* _What the task asks_
Output as a numbered list every line of the material, starting at its first line and ending at the line that contains "menu-add-place-kml[interactable]: Add place". Omit blank lines.

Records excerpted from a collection
--- --- ---
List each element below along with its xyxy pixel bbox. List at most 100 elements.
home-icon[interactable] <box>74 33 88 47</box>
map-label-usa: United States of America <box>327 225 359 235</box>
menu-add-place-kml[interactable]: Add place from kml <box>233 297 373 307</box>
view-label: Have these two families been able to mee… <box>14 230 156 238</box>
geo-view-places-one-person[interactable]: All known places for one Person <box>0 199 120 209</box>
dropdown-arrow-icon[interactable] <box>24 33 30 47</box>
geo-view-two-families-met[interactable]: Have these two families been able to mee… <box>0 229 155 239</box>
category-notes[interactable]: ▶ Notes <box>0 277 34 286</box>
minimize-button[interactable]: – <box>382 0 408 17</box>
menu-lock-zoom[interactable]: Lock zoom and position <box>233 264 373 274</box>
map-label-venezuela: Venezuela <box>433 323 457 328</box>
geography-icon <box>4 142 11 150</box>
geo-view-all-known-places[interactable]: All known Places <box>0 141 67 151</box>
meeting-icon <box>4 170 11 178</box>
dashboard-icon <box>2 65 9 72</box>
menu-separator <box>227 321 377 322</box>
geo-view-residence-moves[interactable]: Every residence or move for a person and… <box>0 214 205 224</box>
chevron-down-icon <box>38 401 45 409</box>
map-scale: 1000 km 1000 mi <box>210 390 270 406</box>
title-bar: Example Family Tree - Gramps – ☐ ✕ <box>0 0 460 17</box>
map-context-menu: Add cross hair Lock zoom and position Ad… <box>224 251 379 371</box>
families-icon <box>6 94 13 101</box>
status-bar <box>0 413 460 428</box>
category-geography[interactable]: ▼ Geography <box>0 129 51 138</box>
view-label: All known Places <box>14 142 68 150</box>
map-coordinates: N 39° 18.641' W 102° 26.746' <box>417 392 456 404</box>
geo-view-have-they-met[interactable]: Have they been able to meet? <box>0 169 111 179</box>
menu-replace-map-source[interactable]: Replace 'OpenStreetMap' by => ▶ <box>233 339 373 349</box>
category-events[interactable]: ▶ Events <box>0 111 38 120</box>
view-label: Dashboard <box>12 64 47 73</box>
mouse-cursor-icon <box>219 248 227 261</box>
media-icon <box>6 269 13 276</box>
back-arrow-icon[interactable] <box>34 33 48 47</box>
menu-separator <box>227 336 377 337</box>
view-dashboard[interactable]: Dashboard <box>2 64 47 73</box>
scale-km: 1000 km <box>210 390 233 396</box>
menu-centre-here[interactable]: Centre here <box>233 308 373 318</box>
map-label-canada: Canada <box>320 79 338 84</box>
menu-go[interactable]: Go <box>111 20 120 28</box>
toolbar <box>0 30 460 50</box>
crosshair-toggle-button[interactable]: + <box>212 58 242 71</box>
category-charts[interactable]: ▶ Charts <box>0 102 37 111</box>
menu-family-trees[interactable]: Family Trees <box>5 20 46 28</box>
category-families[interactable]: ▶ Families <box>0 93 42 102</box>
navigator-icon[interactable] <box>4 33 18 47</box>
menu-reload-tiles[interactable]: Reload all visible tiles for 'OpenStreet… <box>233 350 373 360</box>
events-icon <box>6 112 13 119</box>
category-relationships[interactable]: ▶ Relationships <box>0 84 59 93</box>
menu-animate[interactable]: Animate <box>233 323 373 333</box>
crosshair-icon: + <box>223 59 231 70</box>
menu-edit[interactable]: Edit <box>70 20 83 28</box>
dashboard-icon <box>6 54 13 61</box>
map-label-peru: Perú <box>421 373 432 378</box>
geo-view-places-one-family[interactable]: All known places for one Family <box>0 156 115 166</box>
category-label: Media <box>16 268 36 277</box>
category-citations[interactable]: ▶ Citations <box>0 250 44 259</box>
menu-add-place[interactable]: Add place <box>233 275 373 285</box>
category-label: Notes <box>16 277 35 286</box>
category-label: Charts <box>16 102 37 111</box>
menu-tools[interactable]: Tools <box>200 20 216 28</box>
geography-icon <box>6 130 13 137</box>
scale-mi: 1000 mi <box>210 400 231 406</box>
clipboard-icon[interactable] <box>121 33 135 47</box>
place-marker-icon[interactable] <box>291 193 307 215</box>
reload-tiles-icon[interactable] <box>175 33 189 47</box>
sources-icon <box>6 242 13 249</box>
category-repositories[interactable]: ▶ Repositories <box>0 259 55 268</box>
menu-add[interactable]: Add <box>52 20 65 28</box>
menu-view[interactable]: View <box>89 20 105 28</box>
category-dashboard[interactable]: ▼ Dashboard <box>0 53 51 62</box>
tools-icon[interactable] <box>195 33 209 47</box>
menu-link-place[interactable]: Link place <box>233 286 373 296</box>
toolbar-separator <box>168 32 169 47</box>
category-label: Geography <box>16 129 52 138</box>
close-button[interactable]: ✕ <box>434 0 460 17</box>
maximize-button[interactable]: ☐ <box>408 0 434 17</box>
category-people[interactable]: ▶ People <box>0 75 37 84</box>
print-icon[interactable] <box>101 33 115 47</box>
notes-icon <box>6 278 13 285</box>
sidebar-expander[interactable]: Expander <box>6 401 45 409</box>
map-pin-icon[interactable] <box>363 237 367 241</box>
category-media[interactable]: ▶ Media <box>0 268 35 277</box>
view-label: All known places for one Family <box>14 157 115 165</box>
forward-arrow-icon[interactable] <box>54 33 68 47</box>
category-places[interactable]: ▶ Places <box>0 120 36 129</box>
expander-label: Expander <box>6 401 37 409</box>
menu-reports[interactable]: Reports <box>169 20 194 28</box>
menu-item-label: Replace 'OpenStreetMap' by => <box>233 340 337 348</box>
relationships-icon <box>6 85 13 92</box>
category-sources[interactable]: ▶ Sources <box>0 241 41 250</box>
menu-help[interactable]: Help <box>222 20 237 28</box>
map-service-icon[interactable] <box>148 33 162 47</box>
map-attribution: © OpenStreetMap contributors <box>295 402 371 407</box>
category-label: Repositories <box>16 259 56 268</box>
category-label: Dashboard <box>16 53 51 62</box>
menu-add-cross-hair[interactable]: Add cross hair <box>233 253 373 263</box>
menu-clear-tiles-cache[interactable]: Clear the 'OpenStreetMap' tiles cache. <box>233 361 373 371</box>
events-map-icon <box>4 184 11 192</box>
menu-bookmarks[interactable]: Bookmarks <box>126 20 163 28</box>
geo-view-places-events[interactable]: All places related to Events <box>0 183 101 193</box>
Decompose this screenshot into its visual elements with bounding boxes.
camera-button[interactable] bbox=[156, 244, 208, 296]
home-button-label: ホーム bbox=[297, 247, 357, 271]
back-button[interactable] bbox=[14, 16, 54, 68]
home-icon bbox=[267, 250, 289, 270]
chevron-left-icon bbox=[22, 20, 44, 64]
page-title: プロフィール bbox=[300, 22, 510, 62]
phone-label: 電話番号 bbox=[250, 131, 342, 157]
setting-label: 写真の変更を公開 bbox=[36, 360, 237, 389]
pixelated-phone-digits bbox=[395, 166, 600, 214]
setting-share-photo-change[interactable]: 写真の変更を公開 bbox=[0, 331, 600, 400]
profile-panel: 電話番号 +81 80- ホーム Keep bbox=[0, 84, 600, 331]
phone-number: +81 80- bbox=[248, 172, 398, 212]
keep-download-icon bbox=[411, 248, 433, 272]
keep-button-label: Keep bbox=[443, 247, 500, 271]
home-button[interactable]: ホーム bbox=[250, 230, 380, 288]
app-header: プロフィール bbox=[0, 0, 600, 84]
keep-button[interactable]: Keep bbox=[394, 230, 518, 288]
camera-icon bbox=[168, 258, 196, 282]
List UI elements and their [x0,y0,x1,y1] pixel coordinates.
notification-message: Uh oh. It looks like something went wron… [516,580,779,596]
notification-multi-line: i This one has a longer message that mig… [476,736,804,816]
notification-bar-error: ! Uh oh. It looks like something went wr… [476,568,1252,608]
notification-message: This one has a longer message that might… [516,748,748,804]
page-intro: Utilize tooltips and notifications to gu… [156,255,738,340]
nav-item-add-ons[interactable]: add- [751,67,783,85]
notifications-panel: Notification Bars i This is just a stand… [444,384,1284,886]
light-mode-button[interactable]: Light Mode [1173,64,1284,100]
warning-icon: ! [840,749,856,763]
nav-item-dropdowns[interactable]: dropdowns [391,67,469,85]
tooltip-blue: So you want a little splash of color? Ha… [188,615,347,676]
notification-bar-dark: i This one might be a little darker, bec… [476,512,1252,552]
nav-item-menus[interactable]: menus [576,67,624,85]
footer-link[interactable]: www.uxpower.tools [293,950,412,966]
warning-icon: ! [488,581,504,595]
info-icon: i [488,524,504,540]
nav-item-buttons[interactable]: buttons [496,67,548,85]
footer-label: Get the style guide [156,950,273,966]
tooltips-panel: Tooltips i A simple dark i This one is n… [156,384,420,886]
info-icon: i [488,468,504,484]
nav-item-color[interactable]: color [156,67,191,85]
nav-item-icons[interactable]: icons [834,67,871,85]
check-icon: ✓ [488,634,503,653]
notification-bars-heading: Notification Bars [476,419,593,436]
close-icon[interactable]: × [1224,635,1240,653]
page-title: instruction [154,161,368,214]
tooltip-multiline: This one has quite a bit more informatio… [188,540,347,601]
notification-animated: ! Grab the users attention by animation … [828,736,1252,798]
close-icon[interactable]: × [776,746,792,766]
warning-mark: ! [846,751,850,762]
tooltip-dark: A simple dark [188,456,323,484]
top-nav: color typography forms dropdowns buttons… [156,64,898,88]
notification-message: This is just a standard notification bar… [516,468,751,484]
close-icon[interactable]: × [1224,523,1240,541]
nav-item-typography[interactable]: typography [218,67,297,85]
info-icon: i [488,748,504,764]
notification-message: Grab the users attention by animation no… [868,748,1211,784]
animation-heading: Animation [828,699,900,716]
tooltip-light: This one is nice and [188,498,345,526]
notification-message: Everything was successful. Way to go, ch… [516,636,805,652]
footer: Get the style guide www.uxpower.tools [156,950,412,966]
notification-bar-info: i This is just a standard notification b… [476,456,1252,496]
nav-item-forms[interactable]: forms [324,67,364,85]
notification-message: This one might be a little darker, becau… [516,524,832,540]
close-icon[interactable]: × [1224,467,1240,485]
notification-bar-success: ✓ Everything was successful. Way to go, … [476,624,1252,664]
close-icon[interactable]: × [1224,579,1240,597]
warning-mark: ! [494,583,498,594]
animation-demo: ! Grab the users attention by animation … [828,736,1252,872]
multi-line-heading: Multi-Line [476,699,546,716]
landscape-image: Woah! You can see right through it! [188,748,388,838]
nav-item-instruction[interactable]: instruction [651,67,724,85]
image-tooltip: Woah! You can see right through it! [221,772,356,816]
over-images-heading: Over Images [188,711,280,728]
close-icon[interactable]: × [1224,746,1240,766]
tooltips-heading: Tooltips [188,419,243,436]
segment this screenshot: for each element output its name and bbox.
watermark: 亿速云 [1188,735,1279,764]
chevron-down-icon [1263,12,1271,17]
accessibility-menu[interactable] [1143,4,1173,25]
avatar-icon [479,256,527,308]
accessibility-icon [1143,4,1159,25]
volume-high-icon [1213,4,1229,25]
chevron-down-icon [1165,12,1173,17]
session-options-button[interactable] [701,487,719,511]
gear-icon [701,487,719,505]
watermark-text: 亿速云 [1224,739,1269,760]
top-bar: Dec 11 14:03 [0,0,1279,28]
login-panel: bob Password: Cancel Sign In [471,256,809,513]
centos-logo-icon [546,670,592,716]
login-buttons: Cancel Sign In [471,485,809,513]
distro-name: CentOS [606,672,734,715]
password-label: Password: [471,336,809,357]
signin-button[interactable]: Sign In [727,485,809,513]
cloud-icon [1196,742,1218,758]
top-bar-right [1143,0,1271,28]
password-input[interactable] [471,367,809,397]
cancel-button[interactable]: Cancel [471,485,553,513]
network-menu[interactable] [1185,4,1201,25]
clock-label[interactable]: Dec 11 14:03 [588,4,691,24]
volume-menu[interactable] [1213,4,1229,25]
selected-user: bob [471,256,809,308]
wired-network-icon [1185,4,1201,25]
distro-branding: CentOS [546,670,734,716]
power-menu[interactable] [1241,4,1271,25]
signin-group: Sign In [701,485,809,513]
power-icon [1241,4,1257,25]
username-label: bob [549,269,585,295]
--- --- ---
* _Correct output_
1. List each element below along with its xyxy pixel bbox. List at most 100 elements.
2. home-icon[interactable] <box>74 33 88 47</box>
3. map-label-usa: United States of America <box>327 225 359 235</box>
4. menu-add-place-kml[interactable]: Add place from kml <box>233 297 373 307</box>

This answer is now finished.